>> start DATASET ENTRIES

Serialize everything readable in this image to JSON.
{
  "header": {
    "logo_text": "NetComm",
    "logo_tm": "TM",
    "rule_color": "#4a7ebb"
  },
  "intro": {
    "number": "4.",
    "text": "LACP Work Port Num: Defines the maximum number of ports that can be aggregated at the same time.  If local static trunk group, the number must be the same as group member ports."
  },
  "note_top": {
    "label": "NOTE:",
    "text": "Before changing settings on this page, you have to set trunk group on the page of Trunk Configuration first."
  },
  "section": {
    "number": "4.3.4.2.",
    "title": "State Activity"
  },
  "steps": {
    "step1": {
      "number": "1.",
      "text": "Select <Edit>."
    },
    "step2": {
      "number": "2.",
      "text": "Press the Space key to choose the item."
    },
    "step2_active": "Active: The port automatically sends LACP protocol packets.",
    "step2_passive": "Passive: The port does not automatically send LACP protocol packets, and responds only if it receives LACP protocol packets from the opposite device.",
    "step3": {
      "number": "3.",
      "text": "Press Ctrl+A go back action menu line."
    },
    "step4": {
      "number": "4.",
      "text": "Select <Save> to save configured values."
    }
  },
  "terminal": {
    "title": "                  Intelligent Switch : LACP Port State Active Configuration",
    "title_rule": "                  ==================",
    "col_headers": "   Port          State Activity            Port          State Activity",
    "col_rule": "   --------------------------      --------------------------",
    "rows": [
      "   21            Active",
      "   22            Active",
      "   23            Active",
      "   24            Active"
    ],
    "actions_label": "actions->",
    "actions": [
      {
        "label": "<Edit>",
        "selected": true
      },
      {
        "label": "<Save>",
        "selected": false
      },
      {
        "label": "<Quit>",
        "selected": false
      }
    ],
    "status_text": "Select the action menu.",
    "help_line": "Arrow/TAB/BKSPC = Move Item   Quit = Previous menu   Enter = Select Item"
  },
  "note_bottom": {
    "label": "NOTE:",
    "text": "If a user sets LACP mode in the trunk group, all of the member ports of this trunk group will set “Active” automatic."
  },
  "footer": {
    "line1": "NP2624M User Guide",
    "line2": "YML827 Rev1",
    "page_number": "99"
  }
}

>> end DATASET ENTRIES

Search the listing for the string "Save". Copy each line where it turns up.

SOLUTION FOR THIS TASK:
      "text": "Select <Save> to save configured values."
        "label": "<Save>",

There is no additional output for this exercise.